■ **TASK PROMPT**: Write out the entire listing below exactly as it appears, minus any pictures.

Stored records
::::::::::
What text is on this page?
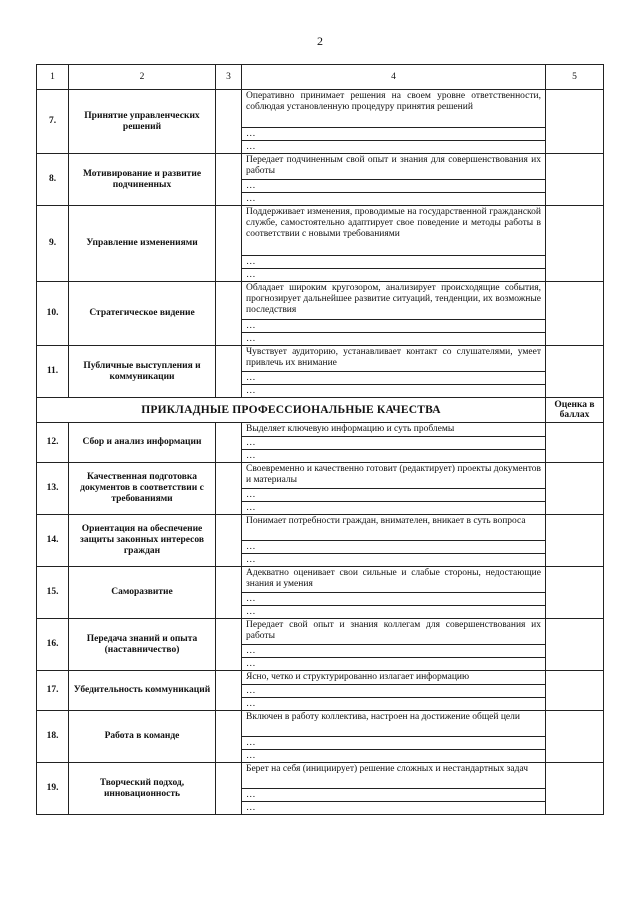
2
1	2	3	4	5
7.	Принятие управленческих решений		Оперативно принимает решения на своем уровне ответственности, соблюдая установленную процедуру принятия решений	
			…	
			…	
8.	Мотивирование и развитие подчиненных		Передает подчиненным свой опыт и знания для совершенствования их работы	
			…	
			…	
9.	Управление изменениями		Поддерживает изменения, проводимые на государственной гражданской службе, самостоятельно адаптирует свое поведение и методы работы в соответствии с новыми требованиями	
			…	
			…	
10.	Стратегическое видение		Обладает широким кругозором, анализирует происходящие события, прогнозирует дальнейшее развитие ситуаций, тенденции, их возможные последствия	
			…	
			…	
11.	Публичные выступления и коммуникации		Чувствует аудиторию, устанавливает контакт со слушателями, умеет привлечь их внимание	
			…	
			…	
ПРИКЛАДНЫЕ ПРОФЕССИОНАЛЬНЫЕ КАЧЕСТВА				Оценка в баллах
12.	Сбор и анализ информации		Выделяет ключевую информацию и суть проблемы	
			…	
			…	
13.	Качественная подготовка документов в соответствии с требованиями		Своевременно и качественно готовит (редактирует) проекты документов и материалы	
			…	
			…	
14.	Ориентация на обеспечение защиты законных интересов граждан		Понимает потребности граждан, внимателен, вникает в суть вопроса	
			…	
			…	
15.	Саморазвитие		Адекватно оценивает свои сильные и слабые стороны, недостающие знания и умения	
			…	
			…	
16.	Передача знаний и опыта (наставничество)		Передает свой опыт и знания коллегам для совершенствования их работы	
			…	
			…	
17.	Убедительность коммуникаций		Ясно, четко и структурированно излагает информацию	
			…	
			…	
18.	Работа в команде		Включен в работу коллектива, настроен на достижение общей цели	
			…	
			…	
19.	Творческий подход, инновационность		Берет на себя (инициирует) решение сложных и нестандартных задач	
			…	
			…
::::::::::
■ **THE OUTPUT**:
What text is on this page?
2
1	2	3	4	5
7.	Принятие управленческих решений		Оперативно принимает решения на своем уровне ответственности, соблюдая установленную процедуру принятия решений	
			…	
			…	
8.	Мотивирование и развитие подчиненных		Передает подчиненным свой опыт и знания для совершенствования их работы	
			…	
			…	
9.	Управление изменениями		Поддерживает изменения, проводимые на государственной гражданской службе, самостоятельно адаптирует свое поведение и методы работы в соответствии с новыми требованиями	
			…	
			…	
10.	Стратегическое видение		Обладает широким кругозором, анализирует происходящие события, прогнозирует дальнейшее развитие ситуаций, тенденции, их возможные последствия	
			…	
			…	
11.	Публичные выступления и коммуникации		Чувствует аудиторию, устанавливает контакт со слушателями, умеет привлечь их внимание	
			…	
			…	
ПРИКЛАДНЫЕ ПРОФЕССИОНАЛЬНЫЕ КАЧЕСТВА				Оценка в баллах
12.	Сбор и анализ информации		Выделяет ключевую информацию и суть проблемы	
			…	
			…	
13.	Качественная подготовка документов в соответствии с требованиями		Своевременно и качественно готовит (редактирует) проекты документов и материалы	
			…	
			…	
14.	Ориентация на обеспечение защиты законных интересов граждан		Понимает потребности граждан, внимателен, вникает в суть вопроса	
			…	
			…	
15.	Саморазвитие		Адекватно оценивает свои сильные и слабые стороны, недостающие знания и умения	
			…	
			…	
16.	Передача знаний и опыта (наставничество)		Передает свой опыт и знания коллегам для совершенствования их работы	
			…	
			…	
17.	Убедительность коммуникаций		Ясно, четко и структурированно излагает информацию	
			…	
			…	
18.	Работа в команде		Включен в работу коллектива, настроен на достижение общей цели	
			…	
			…	
19.	Творческий подход, инновационность		Берет на себя (инициирует) решение сложных и нестандартных задач	
			…	
			…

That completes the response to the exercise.